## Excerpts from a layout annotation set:
···

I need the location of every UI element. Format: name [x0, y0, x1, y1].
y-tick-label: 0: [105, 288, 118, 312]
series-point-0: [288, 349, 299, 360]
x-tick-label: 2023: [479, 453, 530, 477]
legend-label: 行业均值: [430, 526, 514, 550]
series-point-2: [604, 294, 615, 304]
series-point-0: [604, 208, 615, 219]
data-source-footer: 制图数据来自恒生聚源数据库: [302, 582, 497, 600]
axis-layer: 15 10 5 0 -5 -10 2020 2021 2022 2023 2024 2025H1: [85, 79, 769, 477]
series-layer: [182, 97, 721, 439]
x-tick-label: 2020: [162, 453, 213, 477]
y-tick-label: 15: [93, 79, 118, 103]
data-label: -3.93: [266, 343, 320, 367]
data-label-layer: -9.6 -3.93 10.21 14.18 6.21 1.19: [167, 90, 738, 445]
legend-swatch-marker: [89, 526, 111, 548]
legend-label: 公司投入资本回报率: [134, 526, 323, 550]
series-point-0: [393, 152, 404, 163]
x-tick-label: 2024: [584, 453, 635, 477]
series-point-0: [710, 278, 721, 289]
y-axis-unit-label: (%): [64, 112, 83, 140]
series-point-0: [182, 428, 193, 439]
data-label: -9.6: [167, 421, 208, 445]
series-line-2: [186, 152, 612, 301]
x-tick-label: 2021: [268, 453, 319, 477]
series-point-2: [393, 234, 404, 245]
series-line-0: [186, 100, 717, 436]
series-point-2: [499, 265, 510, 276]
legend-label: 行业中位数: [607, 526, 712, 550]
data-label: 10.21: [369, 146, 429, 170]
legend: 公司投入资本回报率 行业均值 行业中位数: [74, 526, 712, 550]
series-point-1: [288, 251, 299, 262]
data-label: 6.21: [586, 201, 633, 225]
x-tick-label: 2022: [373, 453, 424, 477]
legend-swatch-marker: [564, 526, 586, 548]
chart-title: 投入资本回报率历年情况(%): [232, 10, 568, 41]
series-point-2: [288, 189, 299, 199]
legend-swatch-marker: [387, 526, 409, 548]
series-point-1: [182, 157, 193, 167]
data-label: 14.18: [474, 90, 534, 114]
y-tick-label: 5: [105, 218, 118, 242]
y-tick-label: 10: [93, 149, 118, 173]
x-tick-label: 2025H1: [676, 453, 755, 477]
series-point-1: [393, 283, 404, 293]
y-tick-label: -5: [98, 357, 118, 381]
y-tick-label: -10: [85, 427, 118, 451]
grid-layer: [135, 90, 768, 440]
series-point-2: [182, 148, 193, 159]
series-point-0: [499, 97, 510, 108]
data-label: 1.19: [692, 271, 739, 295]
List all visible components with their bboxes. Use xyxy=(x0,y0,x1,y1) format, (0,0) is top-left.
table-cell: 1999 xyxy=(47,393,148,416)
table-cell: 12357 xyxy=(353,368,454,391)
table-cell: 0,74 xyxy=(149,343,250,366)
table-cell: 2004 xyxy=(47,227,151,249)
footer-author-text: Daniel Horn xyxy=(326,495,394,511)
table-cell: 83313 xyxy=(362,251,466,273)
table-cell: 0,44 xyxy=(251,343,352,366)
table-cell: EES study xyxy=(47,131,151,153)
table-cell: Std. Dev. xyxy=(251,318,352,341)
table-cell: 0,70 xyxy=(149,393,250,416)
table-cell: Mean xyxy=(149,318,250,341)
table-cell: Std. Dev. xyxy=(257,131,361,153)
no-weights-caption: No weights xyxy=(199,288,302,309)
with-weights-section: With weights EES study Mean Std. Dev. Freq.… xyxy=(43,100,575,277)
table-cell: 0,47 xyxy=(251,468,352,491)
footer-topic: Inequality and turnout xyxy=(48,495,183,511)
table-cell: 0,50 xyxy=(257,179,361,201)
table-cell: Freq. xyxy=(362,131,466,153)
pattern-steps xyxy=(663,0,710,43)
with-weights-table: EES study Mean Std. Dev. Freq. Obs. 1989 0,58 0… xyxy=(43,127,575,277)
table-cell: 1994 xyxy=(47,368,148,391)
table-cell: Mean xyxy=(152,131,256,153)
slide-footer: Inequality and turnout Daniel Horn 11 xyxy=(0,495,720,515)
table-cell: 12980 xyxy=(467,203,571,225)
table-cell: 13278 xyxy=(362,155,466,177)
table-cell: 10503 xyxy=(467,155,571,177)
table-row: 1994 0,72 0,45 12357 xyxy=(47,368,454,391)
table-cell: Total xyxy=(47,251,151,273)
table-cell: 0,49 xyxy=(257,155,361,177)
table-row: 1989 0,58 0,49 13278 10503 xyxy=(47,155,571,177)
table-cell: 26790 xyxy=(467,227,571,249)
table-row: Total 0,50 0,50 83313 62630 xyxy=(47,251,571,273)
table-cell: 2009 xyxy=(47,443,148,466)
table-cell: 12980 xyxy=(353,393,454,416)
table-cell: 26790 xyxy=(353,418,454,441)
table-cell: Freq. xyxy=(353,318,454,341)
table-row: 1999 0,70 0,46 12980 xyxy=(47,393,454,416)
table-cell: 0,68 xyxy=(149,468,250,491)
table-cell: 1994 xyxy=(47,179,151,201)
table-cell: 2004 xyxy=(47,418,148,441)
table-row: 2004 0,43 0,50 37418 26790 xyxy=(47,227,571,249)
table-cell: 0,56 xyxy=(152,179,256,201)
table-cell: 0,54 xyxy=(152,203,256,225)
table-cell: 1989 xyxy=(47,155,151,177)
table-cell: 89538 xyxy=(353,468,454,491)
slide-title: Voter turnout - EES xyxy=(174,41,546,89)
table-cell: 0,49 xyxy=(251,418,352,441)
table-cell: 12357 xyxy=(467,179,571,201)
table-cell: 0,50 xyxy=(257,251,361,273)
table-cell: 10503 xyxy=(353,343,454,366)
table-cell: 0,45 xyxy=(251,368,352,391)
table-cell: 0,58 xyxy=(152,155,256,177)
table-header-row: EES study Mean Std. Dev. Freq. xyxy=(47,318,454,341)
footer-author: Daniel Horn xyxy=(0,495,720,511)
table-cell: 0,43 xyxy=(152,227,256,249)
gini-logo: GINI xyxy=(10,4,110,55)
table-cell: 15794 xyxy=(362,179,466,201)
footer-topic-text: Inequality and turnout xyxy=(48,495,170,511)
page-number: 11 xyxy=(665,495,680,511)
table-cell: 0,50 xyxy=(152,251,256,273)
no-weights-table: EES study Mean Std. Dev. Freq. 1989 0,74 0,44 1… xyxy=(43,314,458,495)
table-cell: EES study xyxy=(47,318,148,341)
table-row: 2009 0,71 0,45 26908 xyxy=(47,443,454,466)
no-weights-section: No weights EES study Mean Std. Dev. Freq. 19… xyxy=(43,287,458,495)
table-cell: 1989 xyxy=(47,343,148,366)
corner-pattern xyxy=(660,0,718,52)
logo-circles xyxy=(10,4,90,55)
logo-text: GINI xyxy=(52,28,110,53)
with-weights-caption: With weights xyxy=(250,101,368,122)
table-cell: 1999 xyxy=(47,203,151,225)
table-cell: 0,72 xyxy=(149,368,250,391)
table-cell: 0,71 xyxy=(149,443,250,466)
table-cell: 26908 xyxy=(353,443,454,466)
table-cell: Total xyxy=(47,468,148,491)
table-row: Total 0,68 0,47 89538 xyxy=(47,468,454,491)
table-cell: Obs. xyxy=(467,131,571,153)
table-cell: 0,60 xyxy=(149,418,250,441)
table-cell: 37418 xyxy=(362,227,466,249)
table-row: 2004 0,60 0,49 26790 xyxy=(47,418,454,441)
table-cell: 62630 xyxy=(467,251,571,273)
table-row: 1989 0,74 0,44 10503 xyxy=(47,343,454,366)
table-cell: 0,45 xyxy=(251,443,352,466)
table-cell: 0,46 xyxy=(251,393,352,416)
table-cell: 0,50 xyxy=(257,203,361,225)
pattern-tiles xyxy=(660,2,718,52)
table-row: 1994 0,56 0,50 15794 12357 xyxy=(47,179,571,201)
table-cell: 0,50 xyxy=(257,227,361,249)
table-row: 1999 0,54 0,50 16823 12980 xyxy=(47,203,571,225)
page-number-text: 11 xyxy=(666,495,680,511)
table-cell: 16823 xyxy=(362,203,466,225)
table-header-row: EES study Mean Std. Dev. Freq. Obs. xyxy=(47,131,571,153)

···

## WORK REQUIRED:
Copy out word for word everything from the first line of the items down to the line that contains "data-label-layer: -9.6 -3.93", with both of those lines included.

## COMPLETE OUTPUT:
I need the location of every UI element. Format: name [x0, y0, x1, y1].
y-tick-label: 0: [105, 288, 118, 312]
series-point-0: [288, 349, 299, 360]
x-tick-label: 2023: [479, 453, 530, 477]
legend-label: 行业均值: [430, 526, 514, 550]
series-point-2: [604, 294, 615, 304]
series-point-0: [604, 208, 615, 219]
data-source-footer: 制图数据来自恒生聚源数据库: [302, 582, 497, 600]
axis-layer: 15 10 5 0 -5 -10 2020 2021 2022 2023 2024 2025H1: [85, 79, 769, 477]
series-layer: [182, 97, 721, 439]
x-tick-label: 2020: [162, 453, 213, 477]
y-tick-label: 15: [93, 79, 118, 103]
data-label: -3.93: [266, 343, 320, 367]
data-label-layer: -9.6 -3.93 10.21 14.18 6.21 1.19: [167, 90, 738, 445]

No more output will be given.